Dataset content:
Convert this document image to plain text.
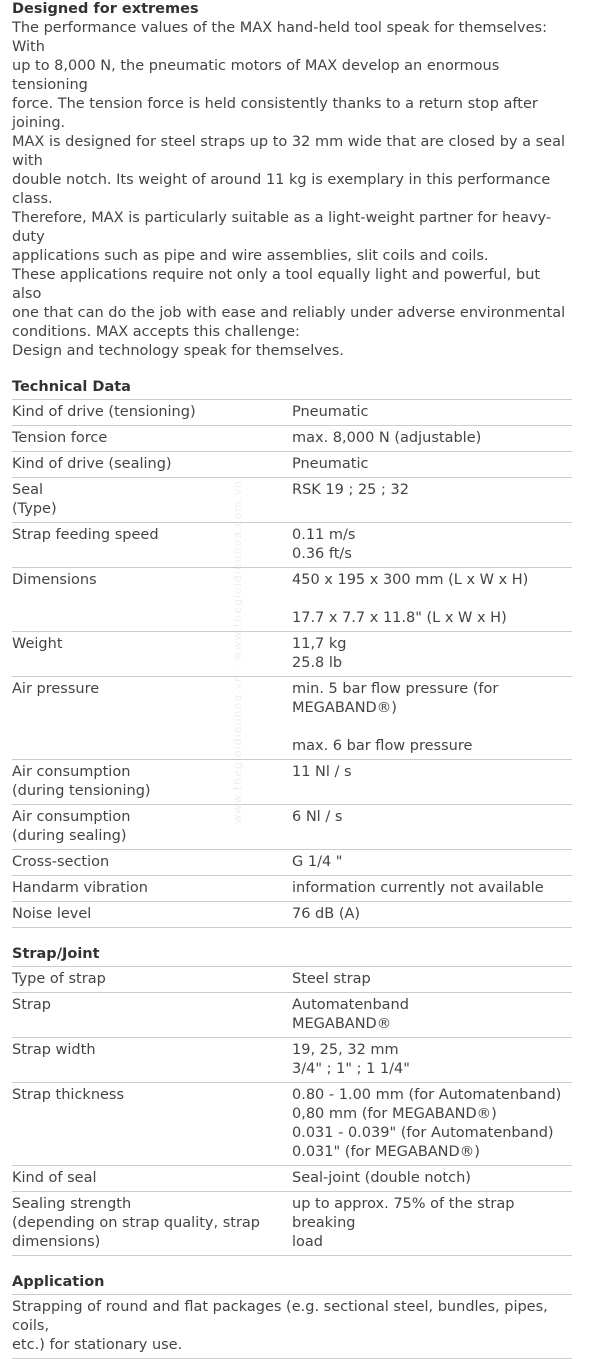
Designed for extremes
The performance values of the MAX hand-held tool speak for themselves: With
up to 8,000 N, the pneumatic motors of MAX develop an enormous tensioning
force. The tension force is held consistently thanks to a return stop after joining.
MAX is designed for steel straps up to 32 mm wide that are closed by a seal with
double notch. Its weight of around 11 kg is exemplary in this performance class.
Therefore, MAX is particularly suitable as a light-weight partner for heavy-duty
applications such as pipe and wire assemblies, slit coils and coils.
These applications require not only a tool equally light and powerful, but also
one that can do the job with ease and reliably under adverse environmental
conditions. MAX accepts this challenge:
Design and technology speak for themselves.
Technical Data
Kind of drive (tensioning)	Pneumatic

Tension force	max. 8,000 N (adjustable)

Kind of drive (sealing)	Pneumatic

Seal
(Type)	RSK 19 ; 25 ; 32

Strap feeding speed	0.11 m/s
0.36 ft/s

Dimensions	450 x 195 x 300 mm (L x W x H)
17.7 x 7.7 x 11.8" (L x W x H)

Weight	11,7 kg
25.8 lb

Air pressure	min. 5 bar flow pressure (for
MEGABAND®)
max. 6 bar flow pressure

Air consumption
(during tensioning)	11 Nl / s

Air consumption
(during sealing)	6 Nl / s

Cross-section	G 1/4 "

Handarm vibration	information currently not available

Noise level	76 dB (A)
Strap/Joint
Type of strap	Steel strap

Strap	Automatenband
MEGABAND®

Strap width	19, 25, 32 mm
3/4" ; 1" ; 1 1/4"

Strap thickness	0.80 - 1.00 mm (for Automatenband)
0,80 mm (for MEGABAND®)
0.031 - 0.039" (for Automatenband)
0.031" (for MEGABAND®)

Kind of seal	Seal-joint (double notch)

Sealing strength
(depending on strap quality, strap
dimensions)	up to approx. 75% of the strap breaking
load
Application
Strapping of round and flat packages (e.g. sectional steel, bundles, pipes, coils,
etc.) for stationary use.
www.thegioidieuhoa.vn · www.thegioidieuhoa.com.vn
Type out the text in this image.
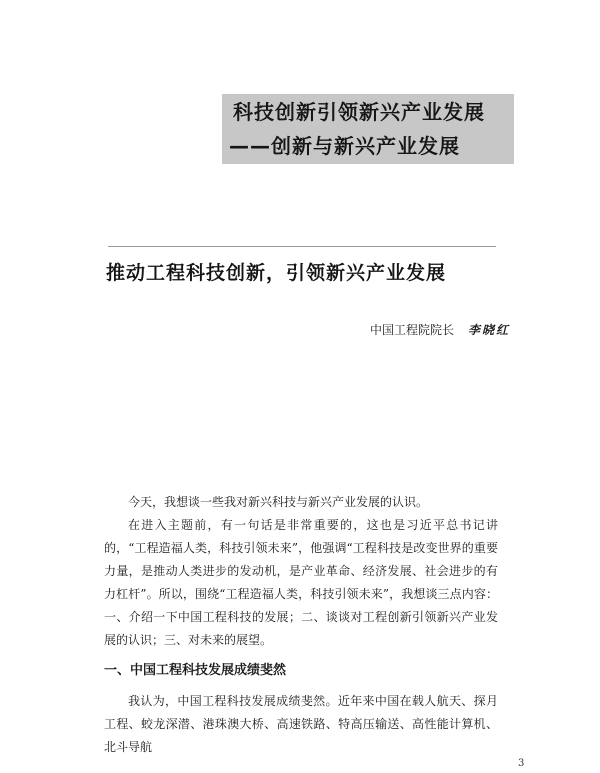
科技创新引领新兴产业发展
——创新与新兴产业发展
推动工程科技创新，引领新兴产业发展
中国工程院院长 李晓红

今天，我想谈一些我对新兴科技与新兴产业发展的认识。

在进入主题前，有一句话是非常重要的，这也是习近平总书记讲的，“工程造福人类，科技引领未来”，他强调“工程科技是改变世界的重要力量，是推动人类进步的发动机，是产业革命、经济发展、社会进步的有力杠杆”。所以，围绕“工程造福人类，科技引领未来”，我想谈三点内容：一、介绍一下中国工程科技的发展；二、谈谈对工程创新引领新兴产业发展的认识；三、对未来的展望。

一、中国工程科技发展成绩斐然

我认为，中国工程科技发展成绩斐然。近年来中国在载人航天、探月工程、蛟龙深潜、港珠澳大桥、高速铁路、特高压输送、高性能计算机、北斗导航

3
* * *
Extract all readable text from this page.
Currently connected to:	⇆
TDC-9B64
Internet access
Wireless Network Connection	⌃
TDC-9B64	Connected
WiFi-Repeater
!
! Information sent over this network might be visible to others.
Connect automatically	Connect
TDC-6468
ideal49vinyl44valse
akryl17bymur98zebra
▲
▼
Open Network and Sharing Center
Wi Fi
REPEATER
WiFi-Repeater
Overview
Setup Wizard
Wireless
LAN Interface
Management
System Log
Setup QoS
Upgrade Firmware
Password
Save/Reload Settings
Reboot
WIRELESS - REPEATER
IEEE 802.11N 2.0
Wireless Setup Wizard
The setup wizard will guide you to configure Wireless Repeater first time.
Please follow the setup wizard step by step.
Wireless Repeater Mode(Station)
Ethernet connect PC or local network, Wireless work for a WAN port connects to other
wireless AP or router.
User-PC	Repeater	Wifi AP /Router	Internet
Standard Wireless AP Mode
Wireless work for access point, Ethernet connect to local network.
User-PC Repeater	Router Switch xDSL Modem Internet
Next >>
...
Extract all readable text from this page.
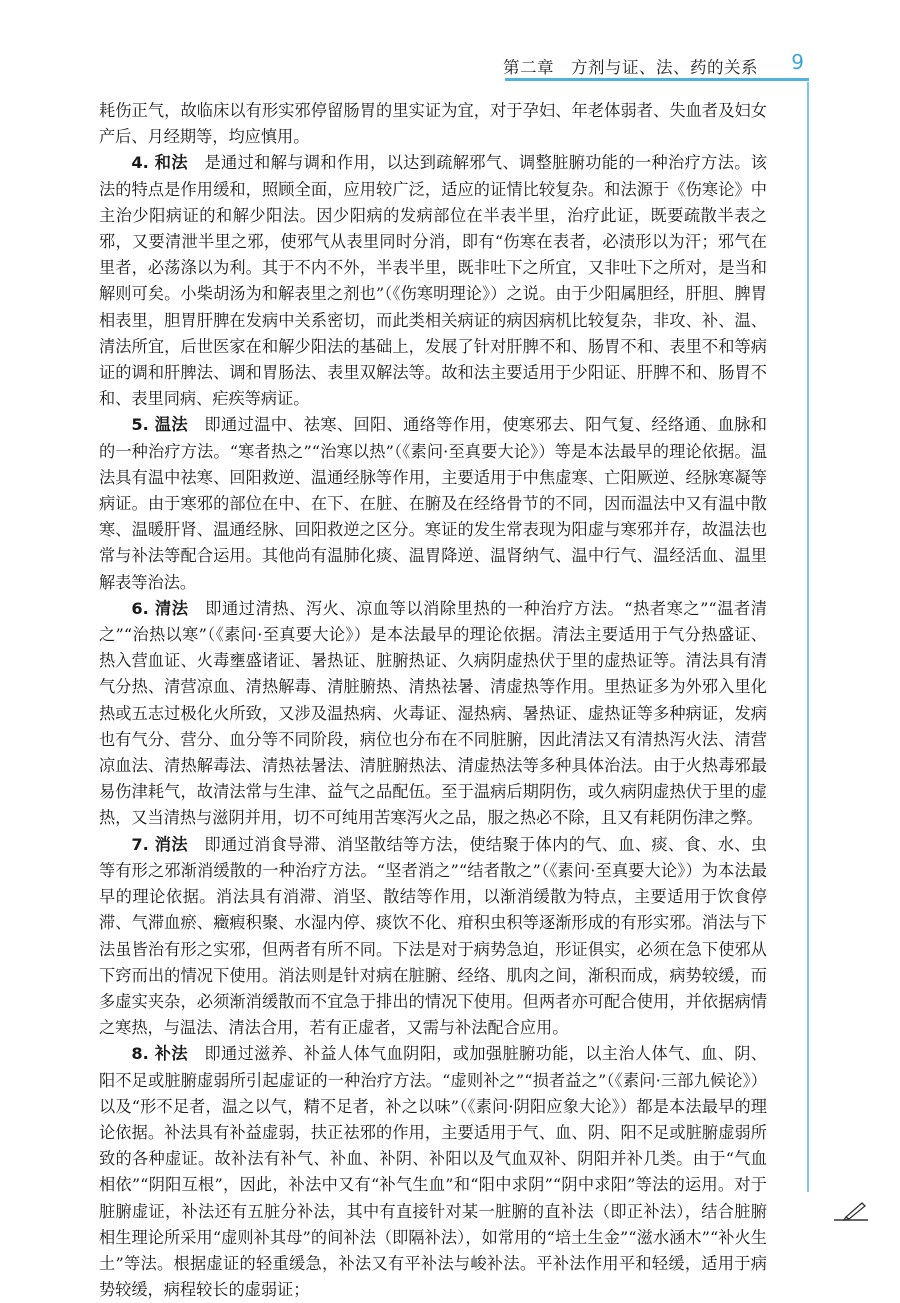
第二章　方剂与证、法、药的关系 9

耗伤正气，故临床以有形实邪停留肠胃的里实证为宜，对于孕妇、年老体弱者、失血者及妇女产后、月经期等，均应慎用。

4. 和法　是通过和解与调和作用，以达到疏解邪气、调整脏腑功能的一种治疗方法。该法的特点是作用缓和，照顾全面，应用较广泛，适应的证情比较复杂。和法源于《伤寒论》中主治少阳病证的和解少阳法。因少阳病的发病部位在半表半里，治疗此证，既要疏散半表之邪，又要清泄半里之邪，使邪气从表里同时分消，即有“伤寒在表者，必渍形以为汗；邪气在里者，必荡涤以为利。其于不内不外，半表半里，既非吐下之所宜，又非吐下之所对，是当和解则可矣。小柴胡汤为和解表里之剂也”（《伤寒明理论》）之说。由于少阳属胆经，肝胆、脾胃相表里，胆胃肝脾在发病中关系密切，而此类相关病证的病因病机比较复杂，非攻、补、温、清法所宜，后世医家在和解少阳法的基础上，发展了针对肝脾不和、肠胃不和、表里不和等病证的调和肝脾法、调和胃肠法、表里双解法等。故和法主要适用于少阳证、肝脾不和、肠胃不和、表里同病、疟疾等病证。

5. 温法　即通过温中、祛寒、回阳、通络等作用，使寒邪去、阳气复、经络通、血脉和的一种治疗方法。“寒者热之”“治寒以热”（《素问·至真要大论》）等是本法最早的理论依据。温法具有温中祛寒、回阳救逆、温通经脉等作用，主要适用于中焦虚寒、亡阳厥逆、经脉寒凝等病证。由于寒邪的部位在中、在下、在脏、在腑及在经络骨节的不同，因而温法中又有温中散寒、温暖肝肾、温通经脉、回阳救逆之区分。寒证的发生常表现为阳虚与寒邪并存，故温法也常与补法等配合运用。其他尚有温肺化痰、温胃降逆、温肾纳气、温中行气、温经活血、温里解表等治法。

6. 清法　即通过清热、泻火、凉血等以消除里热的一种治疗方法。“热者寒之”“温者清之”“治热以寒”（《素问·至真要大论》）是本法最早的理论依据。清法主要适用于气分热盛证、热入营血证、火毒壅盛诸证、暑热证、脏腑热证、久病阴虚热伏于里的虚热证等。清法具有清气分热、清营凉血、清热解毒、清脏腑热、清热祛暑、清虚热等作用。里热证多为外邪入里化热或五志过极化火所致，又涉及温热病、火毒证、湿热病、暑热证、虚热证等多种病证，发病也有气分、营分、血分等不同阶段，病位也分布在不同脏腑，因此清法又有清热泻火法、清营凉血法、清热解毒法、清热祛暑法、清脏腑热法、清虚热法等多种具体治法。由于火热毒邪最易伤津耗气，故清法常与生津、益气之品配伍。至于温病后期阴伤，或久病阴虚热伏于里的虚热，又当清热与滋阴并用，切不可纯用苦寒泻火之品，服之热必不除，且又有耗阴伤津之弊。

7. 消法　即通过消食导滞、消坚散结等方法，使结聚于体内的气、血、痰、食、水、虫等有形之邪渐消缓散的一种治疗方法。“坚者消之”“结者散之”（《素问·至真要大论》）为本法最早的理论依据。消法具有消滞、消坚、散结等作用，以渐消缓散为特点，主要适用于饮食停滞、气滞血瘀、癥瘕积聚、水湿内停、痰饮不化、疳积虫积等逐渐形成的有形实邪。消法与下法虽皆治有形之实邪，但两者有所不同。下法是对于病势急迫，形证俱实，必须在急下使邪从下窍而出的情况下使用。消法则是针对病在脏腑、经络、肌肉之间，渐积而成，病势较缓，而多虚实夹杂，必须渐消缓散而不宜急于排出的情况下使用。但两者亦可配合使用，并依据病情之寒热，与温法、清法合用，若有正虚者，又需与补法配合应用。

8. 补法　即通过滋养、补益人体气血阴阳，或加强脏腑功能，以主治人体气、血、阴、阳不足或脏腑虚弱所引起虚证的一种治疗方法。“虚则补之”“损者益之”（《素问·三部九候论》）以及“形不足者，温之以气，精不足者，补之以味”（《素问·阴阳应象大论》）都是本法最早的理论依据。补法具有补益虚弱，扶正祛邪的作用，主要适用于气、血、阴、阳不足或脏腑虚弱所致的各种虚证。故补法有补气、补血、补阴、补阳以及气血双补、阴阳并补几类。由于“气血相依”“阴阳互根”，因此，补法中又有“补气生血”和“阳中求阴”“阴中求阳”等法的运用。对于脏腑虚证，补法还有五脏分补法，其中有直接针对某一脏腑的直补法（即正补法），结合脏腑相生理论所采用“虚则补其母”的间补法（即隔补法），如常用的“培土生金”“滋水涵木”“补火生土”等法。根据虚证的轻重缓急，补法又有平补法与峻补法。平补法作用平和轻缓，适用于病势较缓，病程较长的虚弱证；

Written instruction:
In the records above, find each line with the word "this" and copy it.

Reply to the exercise:
Convert this document image to plain text.
double notch. Its weight of around 11 kg is exemplary in this performance class.
conditions. MAX accepts this challenge:
Type out the text in this image.
Extract all readable text from this page.
! Information sent over this network might be visible to others.
Extract all readable text from this page.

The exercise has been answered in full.